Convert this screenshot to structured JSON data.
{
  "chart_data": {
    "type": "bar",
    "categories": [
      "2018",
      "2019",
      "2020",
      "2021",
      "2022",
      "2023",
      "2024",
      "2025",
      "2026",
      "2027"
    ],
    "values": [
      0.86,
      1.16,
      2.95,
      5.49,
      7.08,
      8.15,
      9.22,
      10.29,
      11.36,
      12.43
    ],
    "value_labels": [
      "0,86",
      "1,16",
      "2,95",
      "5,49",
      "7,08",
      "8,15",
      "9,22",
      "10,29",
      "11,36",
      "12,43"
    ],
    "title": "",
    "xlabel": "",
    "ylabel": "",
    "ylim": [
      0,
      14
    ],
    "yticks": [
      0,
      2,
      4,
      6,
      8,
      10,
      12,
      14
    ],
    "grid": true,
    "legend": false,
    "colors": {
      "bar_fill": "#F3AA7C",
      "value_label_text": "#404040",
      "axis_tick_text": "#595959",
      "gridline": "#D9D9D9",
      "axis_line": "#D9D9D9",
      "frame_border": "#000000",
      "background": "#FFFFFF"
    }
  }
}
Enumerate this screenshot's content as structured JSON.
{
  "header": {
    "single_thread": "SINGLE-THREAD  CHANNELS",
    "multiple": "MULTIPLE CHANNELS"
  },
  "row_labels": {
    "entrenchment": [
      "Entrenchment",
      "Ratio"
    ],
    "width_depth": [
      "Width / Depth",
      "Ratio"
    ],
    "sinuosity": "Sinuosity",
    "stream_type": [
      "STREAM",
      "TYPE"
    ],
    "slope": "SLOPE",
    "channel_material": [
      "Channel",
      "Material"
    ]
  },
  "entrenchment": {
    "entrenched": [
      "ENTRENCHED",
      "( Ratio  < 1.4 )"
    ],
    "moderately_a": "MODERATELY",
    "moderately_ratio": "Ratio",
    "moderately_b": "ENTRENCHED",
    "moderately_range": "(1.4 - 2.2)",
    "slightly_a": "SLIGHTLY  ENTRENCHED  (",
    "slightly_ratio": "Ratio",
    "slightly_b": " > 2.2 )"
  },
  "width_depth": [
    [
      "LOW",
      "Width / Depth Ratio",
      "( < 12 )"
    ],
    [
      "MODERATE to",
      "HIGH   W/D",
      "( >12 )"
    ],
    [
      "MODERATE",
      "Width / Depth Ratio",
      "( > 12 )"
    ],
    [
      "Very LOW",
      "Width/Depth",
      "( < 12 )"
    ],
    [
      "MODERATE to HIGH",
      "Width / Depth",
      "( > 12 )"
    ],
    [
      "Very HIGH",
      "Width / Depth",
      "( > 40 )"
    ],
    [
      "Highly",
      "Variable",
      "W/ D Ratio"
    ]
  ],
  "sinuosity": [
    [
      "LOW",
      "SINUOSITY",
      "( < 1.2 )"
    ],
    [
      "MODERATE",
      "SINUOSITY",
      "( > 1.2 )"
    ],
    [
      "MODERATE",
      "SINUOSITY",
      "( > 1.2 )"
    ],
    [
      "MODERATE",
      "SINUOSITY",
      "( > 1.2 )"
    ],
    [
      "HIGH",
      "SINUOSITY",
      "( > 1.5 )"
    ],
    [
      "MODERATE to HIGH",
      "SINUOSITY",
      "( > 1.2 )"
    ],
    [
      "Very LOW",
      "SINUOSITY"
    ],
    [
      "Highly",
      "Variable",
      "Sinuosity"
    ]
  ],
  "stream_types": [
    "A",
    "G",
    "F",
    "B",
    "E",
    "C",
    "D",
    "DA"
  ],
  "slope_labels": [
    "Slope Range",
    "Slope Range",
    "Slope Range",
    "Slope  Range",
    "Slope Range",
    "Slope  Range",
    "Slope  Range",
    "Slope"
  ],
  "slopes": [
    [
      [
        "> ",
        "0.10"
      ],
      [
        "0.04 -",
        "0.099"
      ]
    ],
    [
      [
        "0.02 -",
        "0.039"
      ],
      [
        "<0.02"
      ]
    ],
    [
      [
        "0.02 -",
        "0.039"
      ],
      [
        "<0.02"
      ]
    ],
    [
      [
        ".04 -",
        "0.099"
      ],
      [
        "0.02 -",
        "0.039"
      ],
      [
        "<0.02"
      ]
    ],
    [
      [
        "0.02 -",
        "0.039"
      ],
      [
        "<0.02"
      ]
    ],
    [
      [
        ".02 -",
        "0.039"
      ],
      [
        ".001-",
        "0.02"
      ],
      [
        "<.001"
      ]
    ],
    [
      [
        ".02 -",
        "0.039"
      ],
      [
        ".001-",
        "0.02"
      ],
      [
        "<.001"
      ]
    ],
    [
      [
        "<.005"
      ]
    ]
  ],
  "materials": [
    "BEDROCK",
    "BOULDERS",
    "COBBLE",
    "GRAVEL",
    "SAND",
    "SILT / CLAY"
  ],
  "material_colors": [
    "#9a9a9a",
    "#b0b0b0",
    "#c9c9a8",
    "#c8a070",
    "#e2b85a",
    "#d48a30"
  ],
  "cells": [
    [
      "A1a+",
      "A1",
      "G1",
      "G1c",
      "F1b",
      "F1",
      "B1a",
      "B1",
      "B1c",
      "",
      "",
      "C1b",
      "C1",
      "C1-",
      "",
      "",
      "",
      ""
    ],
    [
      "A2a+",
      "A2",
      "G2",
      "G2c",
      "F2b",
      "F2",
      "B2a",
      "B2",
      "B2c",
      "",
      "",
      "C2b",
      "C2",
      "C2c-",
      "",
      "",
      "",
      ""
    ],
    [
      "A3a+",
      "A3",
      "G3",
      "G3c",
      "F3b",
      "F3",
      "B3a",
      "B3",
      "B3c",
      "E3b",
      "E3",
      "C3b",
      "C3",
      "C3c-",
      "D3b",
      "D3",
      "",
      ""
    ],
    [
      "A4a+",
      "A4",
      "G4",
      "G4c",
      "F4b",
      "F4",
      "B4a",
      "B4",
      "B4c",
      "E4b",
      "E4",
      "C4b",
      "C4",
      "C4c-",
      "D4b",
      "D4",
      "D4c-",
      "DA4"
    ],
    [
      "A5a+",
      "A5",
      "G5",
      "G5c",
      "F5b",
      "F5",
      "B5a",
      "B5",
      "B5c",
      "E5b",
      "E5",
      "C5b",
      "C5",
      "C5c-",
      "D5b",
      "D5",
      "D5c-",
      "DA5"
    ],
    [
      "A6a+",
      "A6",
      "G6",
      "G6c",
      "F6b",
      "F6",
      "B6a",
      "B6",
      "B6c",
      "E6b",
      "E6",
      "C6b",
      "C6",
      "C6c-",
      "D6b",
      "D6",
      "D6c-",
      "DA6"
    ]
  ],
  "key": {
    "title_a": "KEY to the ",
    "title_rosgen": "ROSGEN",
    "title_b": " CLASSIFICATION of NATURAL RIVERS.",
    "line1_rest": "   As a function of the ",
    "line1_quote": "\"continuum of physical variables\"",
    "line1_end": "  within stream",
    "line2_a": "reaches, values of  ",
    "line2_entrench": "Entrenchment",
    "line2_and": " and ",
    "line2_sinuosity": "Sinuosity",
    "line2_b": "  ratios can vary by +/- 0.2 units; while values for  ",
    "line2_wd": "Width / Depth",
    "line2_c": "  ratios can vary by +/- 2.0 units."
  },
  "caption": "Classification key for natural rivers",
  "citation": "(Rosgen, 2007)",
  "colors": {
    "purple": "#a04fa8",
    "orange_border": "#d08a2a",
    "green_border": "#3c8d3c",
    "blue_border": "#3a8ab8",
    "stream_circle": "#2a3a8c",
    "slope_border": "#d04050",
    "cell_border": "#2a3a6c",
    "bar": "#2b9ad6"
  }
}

= Your objective =
Extract the data exactly as given.

= Response =
Convert this screenshot to structured JSON data.
{
  "chart_data": {
    "type": "bar",
    "categories": [
      "2018",
      "2019",
      "2020",
      "2021",
      "2022",
      "2023",
      "2024",
      "2025",
      "2026",
      "2027"
    ],
    "values": [
      0.86,
      1.16,
      2.95,
      5.49,
      7.08,
      8.15,
      9.22,
      10.29,
      11.36,
      12.43
    ],
    "value_labels": [
      "0,86",
      "1,16",
      "2,95",
      "5,49",
      "7,08",
      "8,15",
      "9,22",
      "10,29",
      "11,36",
      "12,43"
    ],
    "title": "",
    "xlabel": "",
    "ylabel": "",
    "ylim": [
      0,
      14
    ],
    "yticks": [
      0,
      2,
      4,
      6,
      8,
      10,
      12,
      14
    ],
    "grid": true,
    "legend": false,
    "colors": {
      "bar_fill": "#F3AA7C",
      "value_label_text": "#404040",
      "axis_tick_text": "#595959",
      "gridline": "#D9D9D9",
      "axis_line": "#D9D9D9",
      "frame_border": "#000000",
      "background": "#FFFFFF"
    }
  }
}
Enumerate this screenshot's content as structured JSON.
{
  "header": {
    "single_thread": "SINGLE-THREAD  CHANNELS",
    "multiple": "MULTIPLE CHANNELS"
  },
  "row_labels": {
    "entrenchment": [
      "Entrenchment",
      "Ratio"
    ],
    "width_depth": [
      "Width / Depth",
      "Ratio"
    ],
    "sinuosity": "Sinuosity",
    "stream_type": [
      "STREAM",
      "TYPE"
    ],
    "slope": "SLOPE",
    "channel_material": [
      "Channel",
      "Material"
    ]
  },
  "entrenchment": {
    "entrenched": [
      "ENTRENCHED",
      "( Ratio  < 1.4 )"
    ],
    "moderately_a": "MODERATELY",
    "moderately_ratio": "Ratio",
    "moderately_b": "ENTRENCHED",
    "moderately_range": "(1.4 - 2.2)",
    "slightly_a": "SLIGHTLY  ENTRENCHED  (",
    "slightly_ratio": "Ratio",
    "slightly_b": " > 2.2 )"
  },
  "width_depth": [
    [
      "LOW",
      "Width / Depth Ratio",
      "( < 12 )"
    ],
    [
      "MODERATE to",
      "HIGH   W/D",
      "( >12 )"
    ],
    [
      "MODERATE",
      "Width / Depth Ratio",
      "( > 12 )"
    ],
    [
      "Very LOW",
      "Width/Depth",
      "( < 12 )"
    ],
    [
      "MODERATE to HIGH",
      "Width / Depth",
      "( > 12 )"
    ],
    [
      "Very HIGH",
      "Width / Depth",
      "( > 40 )"
    ],
    [
      "Highly",
      "Variable",
      "W/ D Ratio"
    ]
  ],
  "sinuosity": [
    [
      "LOW",
      "SINUOSITY",
      "( < 1.2 )"
    ],
    [
      "MODERATE",
      "SINUOSITY",
      "( > 1.2 )"
    ],
    [
      "MODERATE",
      "SINUOSITY",
      "( > 1.2 )"
    ],
    [
      "MODERATE",
      "SINUOSITY",
      "( > 1.2 )"
    ],
    [
      "HIGH",
      "SINUOSITY",
      "( > 1.5 )"
    ],
    [
      "MODERATE to HIGH",
      "SINUOSITY",
      "( > 1.2 )"
    ],
    [
      "Very LOW",
      "SINUOSITY"
    ],
    [
      "Highly",
      "Variable",
      "Sinuosity"
    ]
  ],
  "stream_types": [
    "A",
    "G",
    "F",
    "B",
    "E",
    "C",
    "D",
    "DA"
  ],
  "slope_labels": [
    "Slope Range",
    "Slope Range",
    "Slope Range",
    "Slope  Range",
    "Slope Range",
    "Slope  Range",
    "Slope  Range",
    "Slope"
  ],
  "slopes": [
    [
      [
        "> ",
        "0.10"
      ],
      [
        "0.04 -",
        "0.099"
      ]
    ],
    [
      [
        "0.02 -",
        "0.039"
      ],
      [
        "<0.02"
      ]
    ],
    [
      [
        "0.02 -",
        "0.039"
      ],
      [
        "<0.02"
      ]
    ],
    [
      [
        ".04 -",
        "0.099"
      ],
      [
        "0.02 -",
        "0.039"
      ],
      [
        "<0.02"
      ]
    ],
    [
      [
        "0.02 -",
        "0.039"
      ],
      [
        "<0.02"
      ]
    ],
    [
      [
        ".02 -",
        "0.039"
      ],
      [
        ".001-",
        "0.02"
      ],
      [
        "<.001"
      ]
    ],
    [
      [
        ".02 -",
        "0.039"
      ],
      [
        ".001-",
        "0.02"
      ],
      [
        "<.001"
      ]
    ],
    [
      [
        "<.005"
      ]
    ]
  ],
  "materials": [
    "BEDROCK",
    "BOULDERS",
    "COBBLE",
    "GRAVEL",
    "SAND",
    "SILT / CLAY"
  ],
  "material_colors": [
    "#9a9a9a",
    "#b0b0b0",
    "#c9c9a8",
    "#c8a070",
    "#e2b85a",
    "#d48a30"
  ],
  "cells": [
    [
      "A1a+",
      "A1",
      "G1",
      "G1c",
      "F1b",
      "F1",
      "B1a",
      "B1",
      "B1c",
      "",
      "",
      "C1b",
      "C1",
      "C1-",
      "",
      "",
      "",
      ""
    ],
    [
      "A2a+",
      "A2",
      "G2",
      "G2c",
      "F2b",
      "F2",
      "B2a",
      "B2",
      "B2c",
      "",
      "",
      "C2b",
      "C2",
      "C2c-",
      "",
      "",
      "",
      ""
    ],
    [
      "A3a+",
      "A3",
      "G3",
      "G3c",
      "F3b",
      "F3",
      "B3a",
      "B3",
      "B3c",
      "E3b",
      "E3",
      "C3b",
      "C3",
      "C3c-",
      "D3b",
      "D3",
      "",
      ""
    ],
    [
      "A4a+",
      "A4",
      "G4",
      "G4c",
      "F4b",
      "F4",
      "B4a",
      "B4",
      "B4c",
      "E4b",
      "E4",
      "C4b",
      "C4",
      "C4c-",
      "D4b",
      "D4",
      "D4c-",
      "DA4"
    ],
    [
      "A5a+",
      "A5",
      "G5",
      "G5c",
      "F5b",
      "F5",
      "B5a",
      "B5",
      "B5c",
      "E5b",
      "E5",
      "C5b",
      "C5",
      "C5c-",
      "D5b",
      "D5",
      "D5c-",
      "DA5"
    ],
    [
      "A6a+",
      "A6",
      "G6",
      "G6c",
      "F6b",
      "F6",
      "B6a",
      "B6",
      "B6c",
      "E6b",
      "E6",
      "C6b",
      "C6",
      "C6c-",
      "D6b",
      "D6",
      "D6c-",
      "DA6"
    ]
  ],
  "key": {
    "title_a": "KEY to the ",
    "title_rosgen": "ROSGEN",
    "title_b": " CLASSIFICATION of NATURAL RIVERS.",
    "line1_rest": "   As a function of the ",
    "line1_quote": "\"continuum of physical variables\"",
    "line1_end": "  within stream",
    "line2_a": "reaches, values of  ",
    "line2_entrench": "Entrenchment",
    "line2_and": " and ",
    "line2_sinuosity": "Sinuosity",
    "line2_b": "  ratios can vary by +/- 0.2 units; while values for  ",
    "line2_wd": "Width / Depth",
    "line2_c": "  ratios can vary by +/- 2.0 units."
  },
  "caption": "Classification key for natural rivers",
  "citation": "(Rosgen, 2007)",
  "colors": {
    "purple": "#a04fa8",
    "orange_border": "#d08a2a",
    "green_border": "#3c8d3c",
    "blue_border": "#3a8ab8",
    "stream_circle": "#2a3a8c",
    "slope_border": "#d04050",
    "cell_border": "#2a3a6c",
    "bar": "#2b9ad6"
  }
}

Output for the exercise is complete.